** Aim **
Give the records back in full, exactly as they read.

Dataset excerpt
────────────────────

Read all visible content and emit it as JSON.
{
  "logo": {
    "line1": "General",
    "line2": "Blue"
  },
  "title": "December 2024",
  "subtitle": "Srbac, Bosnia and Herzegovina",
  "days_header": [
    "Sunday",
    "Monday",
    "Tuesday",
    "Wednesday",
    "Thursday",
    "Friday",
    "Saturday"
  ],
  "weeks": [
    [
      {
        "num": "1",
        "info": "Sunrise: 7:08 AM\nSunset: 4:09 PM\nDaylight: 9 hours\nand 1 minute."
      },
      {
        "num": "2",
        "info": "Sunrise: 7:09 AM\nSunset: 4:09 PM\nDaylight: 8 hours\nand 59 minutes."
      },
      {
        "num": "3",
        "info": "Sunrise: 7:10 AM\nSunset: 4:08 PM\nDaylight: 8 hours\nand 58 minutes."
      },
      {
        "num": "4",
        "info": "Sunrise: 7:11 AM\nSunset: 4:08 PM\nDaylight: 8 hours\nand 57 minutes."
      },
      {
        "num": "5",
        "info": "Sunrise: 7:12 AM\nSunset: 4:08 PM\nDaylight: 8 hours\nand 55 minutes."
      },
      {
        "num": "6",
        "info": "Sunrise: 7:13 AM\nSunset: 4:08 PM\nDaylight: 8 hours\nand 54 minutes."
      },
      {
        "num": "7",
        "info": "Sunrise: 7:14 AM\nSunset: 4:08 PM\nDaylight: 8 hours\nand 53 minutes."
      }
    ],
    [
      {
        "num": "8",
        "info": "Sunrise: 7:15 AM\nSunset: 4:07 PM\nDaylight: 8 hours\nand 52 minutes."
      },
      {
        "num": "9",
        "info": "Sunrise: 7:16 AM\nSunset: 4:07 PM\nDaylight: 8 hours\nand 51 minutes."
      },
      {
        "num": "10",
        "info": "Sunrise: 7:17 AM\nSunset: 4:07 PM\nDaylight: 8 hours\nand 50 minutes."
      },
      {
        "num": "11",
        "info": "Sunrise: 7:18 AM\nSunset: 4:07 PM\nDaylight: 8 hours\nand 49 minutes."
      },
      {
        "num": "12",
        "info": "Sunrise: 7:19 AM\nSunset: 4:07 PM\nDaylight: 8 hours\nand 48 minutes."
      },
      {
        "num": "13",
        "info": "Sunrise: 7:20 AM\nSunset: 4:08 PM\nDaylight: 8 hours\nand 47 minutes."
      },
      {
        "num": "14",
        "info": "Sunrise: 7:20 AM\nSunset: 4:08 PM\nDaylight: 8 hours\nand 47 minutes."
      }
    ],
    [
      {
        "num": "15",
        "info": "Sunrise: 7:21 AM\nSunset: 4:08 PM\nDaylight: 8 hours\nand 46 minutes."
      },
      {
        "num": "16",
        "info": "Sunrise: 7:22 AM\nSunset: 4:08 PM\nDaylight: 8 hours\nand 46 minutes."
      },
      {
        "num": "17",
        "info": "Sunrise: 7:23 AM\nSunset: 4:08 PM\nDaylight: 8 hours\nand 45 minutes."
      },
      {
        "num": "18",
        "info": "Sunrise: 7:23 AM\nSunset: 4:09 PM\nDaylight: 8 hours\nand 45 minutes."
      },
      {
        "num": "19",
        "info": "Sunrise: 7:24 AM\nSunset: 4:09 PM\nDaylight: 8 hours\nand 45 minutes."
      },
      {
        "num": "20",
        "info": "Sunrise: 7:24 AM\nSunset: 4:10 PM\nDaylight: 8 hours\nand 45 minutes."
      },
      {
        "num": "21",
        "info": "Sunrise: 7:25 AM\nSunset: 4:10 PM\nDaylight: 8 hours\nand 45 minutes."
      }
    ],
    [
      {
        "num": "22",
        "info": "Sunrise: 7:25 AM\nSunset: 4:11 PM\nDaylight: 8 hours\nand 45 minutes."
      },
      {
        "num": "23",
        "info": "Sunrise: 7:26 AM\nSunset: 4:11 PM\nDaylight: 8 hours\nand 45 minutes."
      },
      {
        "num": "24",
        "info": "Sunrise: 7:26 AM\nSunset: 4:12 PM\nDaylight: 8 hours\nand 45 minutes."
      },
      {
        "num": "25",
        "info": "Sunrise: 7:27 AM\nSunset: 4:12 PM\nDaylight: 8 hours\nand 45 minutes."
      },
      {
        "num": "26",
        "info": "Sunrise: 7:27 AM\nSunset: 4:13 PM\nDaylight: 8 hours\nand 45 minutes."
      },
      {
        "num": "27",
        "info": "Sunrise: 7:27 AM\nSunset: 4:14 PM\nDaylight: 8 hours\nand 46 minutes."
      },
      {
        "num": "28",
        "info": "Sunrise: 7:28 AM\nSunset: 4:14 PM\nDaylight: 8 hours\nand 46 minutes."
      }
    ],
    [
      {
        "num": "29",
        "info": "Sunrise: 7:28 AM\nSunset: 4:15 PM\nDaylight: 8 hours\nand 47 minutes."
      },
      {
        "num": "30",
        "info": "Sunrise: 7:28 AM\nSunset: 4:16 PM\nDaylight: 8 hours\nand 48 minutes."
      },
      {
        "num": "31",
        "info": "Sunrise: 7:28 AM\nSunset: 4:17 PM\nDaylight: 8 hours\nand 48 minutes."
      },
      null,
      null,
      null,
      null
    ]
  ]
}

────────────────────

** Correct answer **
Read all visible content and emit it as JSON.
{
  "logo": {
    "line1": "General",
    "line2": "Blue"
  },
  "title": "December 2024",
  "subtitle": "Srbac, Bosnia and Herzegovina",
  "days_header": [
    "Sunday",
    "Monday",
    "Tuesday",
    "Wednesday",
    "Thursday",
    "Friday",
    "Saturday"
  ],
  "weeks": [
    [
      {
        "num": "1",
        "info": "Sunrise: 7:08 AM\nSunset: 4:09 PM\nDaylight: 9 hours\nand 1 minute."
      },
      {
        "num": "2",
        "info": "Sunrise: 7:09 AM\nSunset: 4:09 PM\nDaylight: 8 hours\nand 59 minutes."
      },
      {
        "num": "3",
        "info": "Sunrise: 7:10 AM\nSunset: 4:08 PM\nDaylight: 8 hours\nand 58 minutes."
      },
      {
        "num": "4",
        "info": "Sunrise: 7:11 AM\nSunset: 4:08 PM\nDaylight: 8 hours\nand 57 minutes."
      },
      {
        "num": "5",
        "info": "Sunrise: 7:12 AM\nSunset: 4:08 PM\nDaylight: 8 hours\nand 55 minutes."
      },
      {
        "num": "6",
        "info": "Sunrise: 7:13 AM\nSunset: 4:08 PM\nDaylight: 8 hours\nand 54 minutes."
      },
      {
        "num": "7",
        "info": "Sunrise: 7:14 AM\nSunset: 4:08 PM\nDaylight: 8 hours\nand 53 minutes."
      }
    ],
    [
      {
        "num": "8",
        "info": "Sunrise: 7:15 AM\nSunset: 4:07 PM\nDaylight: 8 hours\nand 52 minutes."
      },
      {
        "num": "9",
        "info": "Sunrise: 7:16 AM\nSunset: 4:07 PM\nDaylight: 8 hours\nand 51 minutes."
      },
      {
        "num": "10",
        "info": "Sunrise: 7:17 AM\nSunset: 4:07 PM\nDaylight: 8 hours\nand 50 minutes."
      },
      {
        "num": "11",
        "info": "Sunrise: 7:18 AM\nSunset: 4:07 PM\nDaylight: 8 hours\nand 49 minutes."
      },
      {
        "num": "12",
        "info": "Sunrise: 7:19 AM\nSunset: 4:07 PM\nDaylight: 8 hours\nand 48 minutes."
      },
      {
        "num": "13",
        "info": "Sunrise: 7:20 AM\nSunset: 4:08 PM\nDaylight: 8 hours\nand 47 minutes."
      },
      {
        "num": "14",
        "info": "Sunrise: 7:20 AM\nSunset: 4:08 PM\nDaylight: 8 hours\nand 47 minutes."
      }
    ],
    [
      {
        "num": "15",
        "info": "Sunrise: 7:21 AM\nSunset: 4:08 PM\nDaylight: 8 hours\nand 46 minutes."
      },
      {
        "num": "16",
        "info": "Sunrise: 7:22 AM\nSunset: 4:08 PM\nDaylight: 8 hours\nand 46 minutes."
      },
      {
        "num": "17",
        "info": "Sunrise: 7:23 AM\nSunset: 4:08 PM\nDaylight: 8 hours\nand 45 minutes."
      },
      {
        "num": "18",
        "info": "Sunrise: 7:23 AM\nSunset: 4:09 PM\nDaylight: 8 hours\nand 45 minutes."
      },
      {
        "num": "19",
        "info": "Sunrise: 7:24 AM\nSunset: 4:09 PM\nDaylight: 8 hours\nand 45 minutes."
      },
      {
        "num": "20",
        "info": "Sunrise: 7:24 AM\nSunset: 4:10 PM\nDaylight: 8 hours\nand 45 minutes."
      },
      {
        "num": "21",
        "info": "Sunrise: 7:25 AM\nSunset: 4:10 PM\nDaylight: 8 hours\nand 45 minutes."
      }
    ],
    [
      {
        "num": "22",
        "info": "Sunrise: 7:25 AM\nSunset: 4:11 PM\nDaylight: 8 hours\nand 45 minutes."
      },
      {
        "num": "23",
        "info": "Sunrise: 7:26 AM\nSunset: 4:11 PM\nDaylight: 8 hours\nand 45 minutes."
      },
      {
        "num": "24",
        "info": "Sunrise: 7:26 AM\nSunset: 4:12 PM\nDaylight: 8 hours\nand 45 minutes."
      },
      {
        "num": "25",
        "info": "Sunrise: 7:27 AM\nSunset: 4:12 PM\nDaylight: 8 hours\nand 45 minutes."
      },
      {
        "num": "26",
        "info": "Sunrise: 7:27 AM\nSunset: 4:13 PM\nDaylight: 8 hours\nand 45 minutes."
      },
      {
        "num": "27",
        "info": "Sunrise: 7:27 AM\nSunset: 4:14 PM\nDaylight: 8 hours\nand 46 minutes."
      },
      {
        "num": "28",
        "info": "Sunrise: 7:28 AM\nSunset: 4:14 PM\nDaylight: 8 hours\nand 46 minutes."
      }
    ],
    [
      {
        "num": "29",
        "info": "Sunrise: 7:28 AM\nSunset: 4:15 PM\nDaylight: 8 hours\nand 47 minutes."
      },
      {
        "num": "30",
        "info": "Sunrise: 7:28 AM\nSunset: 4:16 PM\nDaylight: 8 hours\nand 48 minutes."
      },
      {
        "num": "31",
        "info": "Sunrise: 7:28 AM\nSunset: 4:17 PM\nDaylight: 8 hours\nand 48 minutes."
      },
      null,
      null,
      null,
      null
    ]
  ]
}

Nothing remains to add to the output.